Work instructions:
Your task is to repeat the entries word for word while leaving out the pictures.

Records from a collection of figures:
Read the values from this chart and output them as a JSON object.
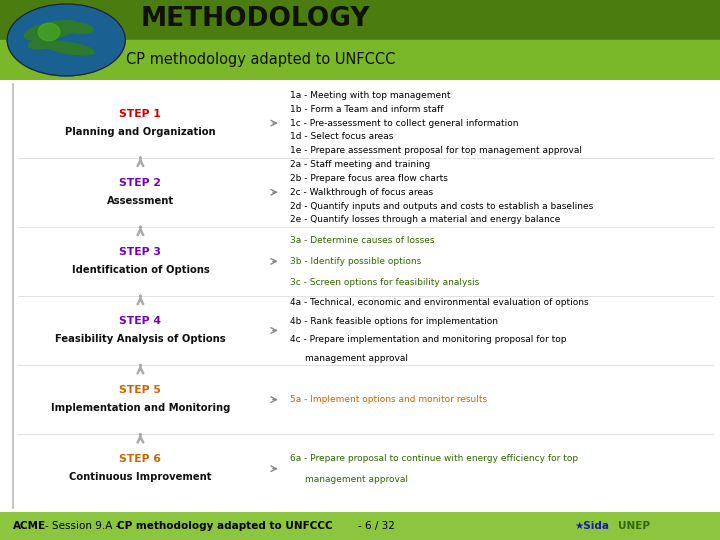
{
  "title1": "METHODOLOGY",
  "title2": "CP methodology adapted to UNFCCC",
  "header_top_color": "#4a7c10",
  "header_bot_color": "#7ab82a",
  "footer_color": "#8cc63f",
  "bg_color": "#ffffff",
  "steps": [
    {
      "label": "STEP 1",
      "sublabel": "Planning and Organization",
      "step_color": "#cc0000"
    },
    {
      "label": "STEP 2",
      "sublabel": "Assessment",
      "step_color": "#7700bb"
    },
    {
      "label": "STEP 3",
      "sublabel": "Identification of Options",
      "step_color": "#7700bb"
    },
    {
      "label": "STEP 4",
      "sublabel": "Feasibility Analysis of Options",
      "step_color": "#7700bb"
    },
    {
      "label": "STEP 5",
      "sublabel": "Implementation and Monitoring",
      "step_color": "#cc6600"
    },
    {
      "label": "STEP 6",
      "sublabel": "Continuous Improvement",
      "step_color": "#cc6600"
    }
  ],
  "details": [
    [
      "1a - Meeting with top management",
      "1b - Form a Team and inform staff",
      "1c - Pre-assessment to collect general information",
      "1d - Select focus areas",
      "1e - Prepare assessment proposal for top management approval"
    ],
    [
      "2a - Staff meeting and training",
      "2b - Prepare focus area flow charts",
      "2c - Walkthrough of focus areas",
      "2d - Quantify inputs and outputs and costs to establish a baselines",
      "2e - Quantify losses through a material and energy balance"
    ],
    [
      "3a - Determine causes of losses",
      "3b - Identify possible options",
      "3c - Screen options for feasibility analysis"
    ],
    [
      "4a - Technical, economic and environmental evaluation of options",
      "4b - Rank feasible options for implementation",
      "4c - Prepare implementation and monitoring proposal for top",
      "management approval"
    ],
    [
      "5a - Implement options and monitor results"
    ],
    [
      "6a - Prepare proposal to continue with energy efficiency for top",
      "management approval"
    ]
  ],
  "detail_colors": [
    "#000000",
    "#000000",
    "#336600",
    "#000000",
    "#cc6600",
    "#336600"
  ],
  "footer_text_normal": "- Session 9.A - ",
  "footer_text_bold1": "ACME",
  "footer_text_bold2": "CP methodology adapted to UNFCCC",
  "footer_text_end": "- 6 / 32"
}
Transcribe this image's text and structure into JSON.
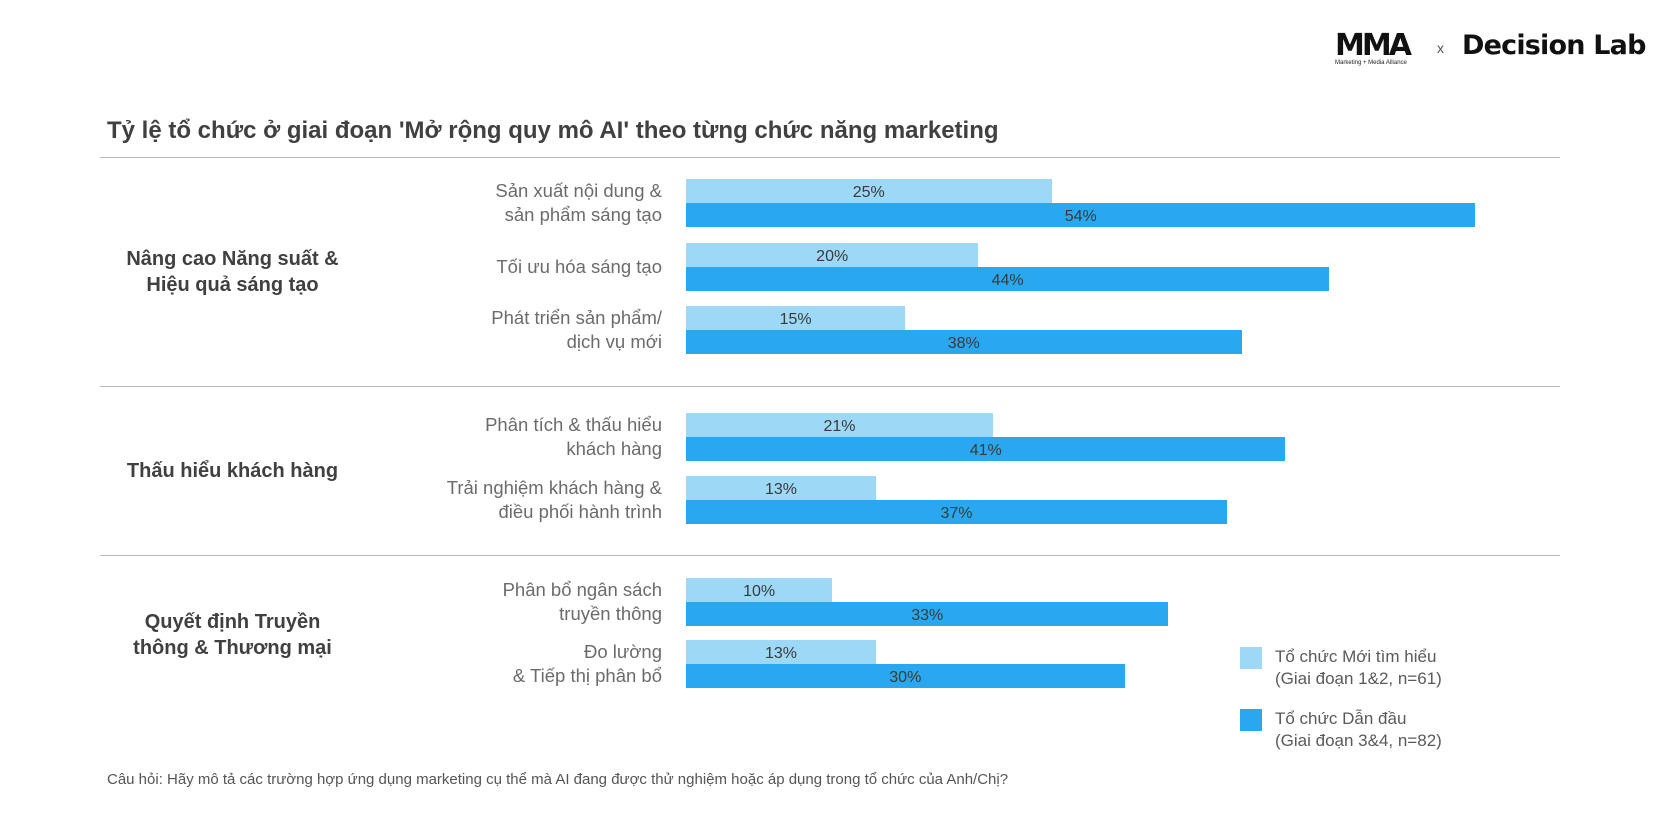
{
  "logos": {
    "mma": "MMA",
    "mma_tagline": "Marketing + Media Alliance",
    "separator": "x",
    "partner": "Decision Lab"
  },
  "colors": {
    "series_new": "#9dd8f7",
    "series_leader": "#29a8ef",
    "rule": "#b8b8b8"
  },
  "chart_data": {
    "type": "bar",
    "orientation": "horizontal",
    "title": "Tỷ lệ tổ chức ở giai đoạn 'Mở rộng quy mô AI' theo từng chức năng marketing",
    "xlim": [
      0,
      60
    ],
    "grid": false,
    "legend_position": "bottom-right",
    "groups": [
      {
        "name": "Nâng cao Năng suất & Hiệu quả sáng tạo",
        "lines": [
          "Nâng cao Năng suất &",
          "Hiệu quả sáng tạo"
        ],
        "categories": [
          {
            "lines": [
              "Sản xuất nội dung &",
              "sản phẩm sáng tạo"
            ],
            "values": [
              25,
              54
            ],
            "labels": [
              "25%",
              "54%"
            ]
          },
          {
            "lines": [
              "Tối ưu hóa sáng tạo"
            ],
            "values": [
              20,
              44
            ],
            "labels": [
              "20%",
              "44%"
            ]
          },
          {
            "lines": [
              "Phát triển sản phẩm/",
              "dịch vụ mới"
            ],
            "values": [
              15,
              38
            ],
            "labels": [
              "15%",
              "38%"
            ]
          }
        ]
      },
      {
        "name": "Thấu hiểu khách hàng",
        "lines": [
          "Thấu hiểu khách hàng"
        ],
        "categories": [
          {
            "lines": [
              "Phân tích & thấu hiểu",
              "khách hàng"
            ],
            "values": [
              21,
              41
            ],
            "labels": [
              "21%",
              "41%"
            ]
          },
          {
            "lines": [
              "Trải nghiệm khách hàng &",
              "điều phối hành trình"
            ],
            "values": [
              13,
              37
            ],
            "labels": [
              "13%",
              "37%"
            ]
          }
        ]
      },
      {
        "name": "Quyết định Truyền thông & Thương mại",
        "lines": [
          "Quyết định Truyền",
          "thông & Thương mại"
        ],
        "categories": [
          {
            "lines": [
              "Phân bổ ngân sách",
              "truyền thông"
            ],
            "values": [
              10,
              33
            ],
            "labels": [
              "10%",
              "33%"
            ]
          },
          {
            "lines": [
              "Đo lường",
              "& Tiếp thị phân bổ"
            ],
            "values": [
              13,
              30
            ],
            "labels": [
              "13%",
              "30%"
            ]
          }
        ]
      }
    ],
    "series": [
      {
        "name": "Tổ chức Mới tìm hiểu (Giai đoạn 1&2, n=61)",
        "lines": [
          "Tổ chức Mới tìm hiểu",
          "(Giai đoạn 1&2, n=61)"
        ],
        "color": "#9dd8f7"
      },
      {
        "name": "Tổ chức Dẫn đầu (Giai đoạn 3&4, n=82)",
        "lines": [
          "Tổ chức Dẫn đầu",
          "(Giai đoạn 3&4, n=82)"
        ],
        "color": "#29a8ef"
      }
    ]
  },
  "footnote": "Câu hỏi: Hãy mô tả các trường hợp ứng dụng marketing cụ thể mà AI đang được thử nghiệm hoặc áp dụng trong tổ chức của Anh/Chị?"
}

Task result:
Read the values from this chart and output them as a JSON object.
{
  "title1": "METHODOLOGY",
  "title2": "CP methodology adapted to UNFCCC",
  "header_top_color": "#4a7c10",
  "header_bot_color": "#7ab82a",
  "footer_color": "#8cc63f",
  "bg_color": "#ffffff",
  "steps": [
    {
      "label": "STEP 1",
      "sublabel": "Planning and Organization",
      "step_color": "#cc0000"
    },
    {
      "label": "STEP 2",
      "sublabel": "Assessment",
      "step_color": "#7700bb"
    },
    {
      "label": "STEP 3",
      "sublabel": "Identification of Options",
      "step_color": "#7700bb"
    },
    {
      "label": "STEP 4",
      "sublabel": "Feasibility Analysis of Options",
      "step_color": "#7700bb"
    },
    {
      "label": "STEP 5",
      "sublabel": "Implementation and Monitoring",
      "step_color": "#cc6600"
    },
    {
      "label": "STEP 6",
      "sublabel": "Continuous Improvement",
      "step_color": "#cc6600"
    }
  ],
  "details": [
    [
      "1a - Meeting with top management",
      "1b - Form a Team and inform staff",
      "1c - Pre-assessment to collect general information",
      "1d - Select focus areas",
      "1e - Prepare assessment proposal for top management approval"
    ],
    [
      "2a - Staff meeting and training",
      "2b - Prepare focus area flow charts",
      "2c - Walkthrough of focus areas",
      "2d - Quantify inputs and outputs and costs to establish a baselines",
      "2e - Quantify losses through a material and energy balance"
    ],
    [
      "3a - Determine causes of losses",
      "3b - Identify possible options",
      "3c - Screen options for feasibility analysis"
    ],
    [
      "4a - Technical, economic and environmental evaluation of options",
      "4b - Rank feasible options for implementation",
      "4c - Prepare implementation and monitoring proposal for top",
      "management approval"
    ],
    [
      "5a - Implement options and monitor results"
    ],
    [
      "6a - Prepare proposal to continue with energy efficiency for top",
      "management approval"
    ]
  ],
  "detail_colors": [
    "#000000",
    "#000000",
    "#336600",
    "#000000",
    "#cc6600",
    "#336600"
  ],
  "footer_text_normal": "- Session 9.A - ",
  "footer_text_bold1": "ACME",
  "footer_text_bold2": "CP methodology adapted to UNFCCC",
  "footer_text_end": "- 6 / 32"
}
Transcribe this image's text and structure into JSON.
{
  "logos": {
    "mma": "MMA",
    "mma_tagline": "Marketing + Media Alliance",
    "separator": "x",
    "partner": "Decision Lab"
  },
  "colors": {
    "series_new": "#9dd8f7",
    "series_leader": "#29a8ef",
    "rule": "#b8b8b8"
  },
  "chart_data": {
    "type": "bar",
    "orientation": "horizontal",
    "title": "Tỷ lệ tổ chức ở giai đoạn 'Mở rộng quy mô AI' theo từng chức năng marketing",
    "xlim": [
      0,
      60
    ],
    "grid": false,
    "legend_position": "bottom-right",
    "groups": [
      {
        "name": "Nâng cao Năng suất & Hiệu quả sáng tạo",
        "lines": [
          "Nâng cao Năng suất &",
          "Hiệu quả sáng tạo"
        ],
        "categories": [
          {
            "lines": [
              "Sản xuất nội dung &",
              "sản phẩm sáng tạo"
            ],
            "values": [
              25,
              54
            ],
            "labels": [
              "25%",
              "54%"
            ]
          },
          {
            "lines": [
              "Tối ưu hóa sáng tạo"
            ],
            "values": [
              20,
              44
            ],
            "labels": [
              "20%",
              "44%"
            ]
          },
          {
            "lines": [
              "Phát triển sản phẩm/",
              "dịch vụ mới"
            ],
            "values": [
              15,
              38
            ],
            "labels": [
              "15%",
              "38%"
            ]
          }
        ]
      },
      {
        "name": "Thấu hiểu khách hàng",
        "lines": [
          "Thấu hiểu khách hàng"
        ],
        "categories": [
          {
            "lines": [
              "Phân tích & thấu hiểu",
              "khách hàng"
            ],
            "values": [
              21,
              41
            ],
            "labels": [
              "21%",
              "41%"
            ]
          },
          {
            "lines": [
              "Trải nghiệm khách hàng &",
              "điều phối hành trình"
            ],
            "values": [
              13,
              37
            ],
            "labels": [
              "13%",
              "37%"
            ]
          }
        ]
      },
      {
        "name": "Quyết định Truyền thông & Thương mại",
        "lines": [
          "Quyết định Truyền",
          "thông & Thương mại"
        ],
        "categories": [
          {
            "lines": [
              "Phân bổ ngân sách",
              "truyền thông"
            ],
            "values": [
              10,
              33
            ],
            "labels": [
              "10%",
              "33%"
            ]
          },
          {
            "lines": [
              "Đo lường",
              "& Tiếp thị phân bổ"
            ],
            "values": [
              13,
              30
            ],
            "labels": [
              "13%",
              "30%"
            ]
          }
        ]
      }
    ],
    "series": [
      {
        "name": "Tổ chức Mới tìm hiểu (Giai đoạn 1&2, n=61)",
        "lines": [
          "Tổ chức Mới tìm hiểu",
          "(Giai đoạn 1&2, n=61)"
        ],
        "color": "#9dd8f7"
      },
      {
        "name": "Tổ chức Dẫn đầu (Giai đoạn 3&4, n=82)",
        "lines": [
          "Tổ chức Dẫn đầu",
          "(Giai đoạn 3&4, n=82)"
        ],
        "color": "#29a8ef"
      }
    ]
  },
  "footnote": "Câu hỏi: Hãy mô tả các trường hợp ứng dụng marketing cụ thể mà AI đang được thử nghiệm hoặc áp dụng trong tổ chức của Anh/Chị?"
}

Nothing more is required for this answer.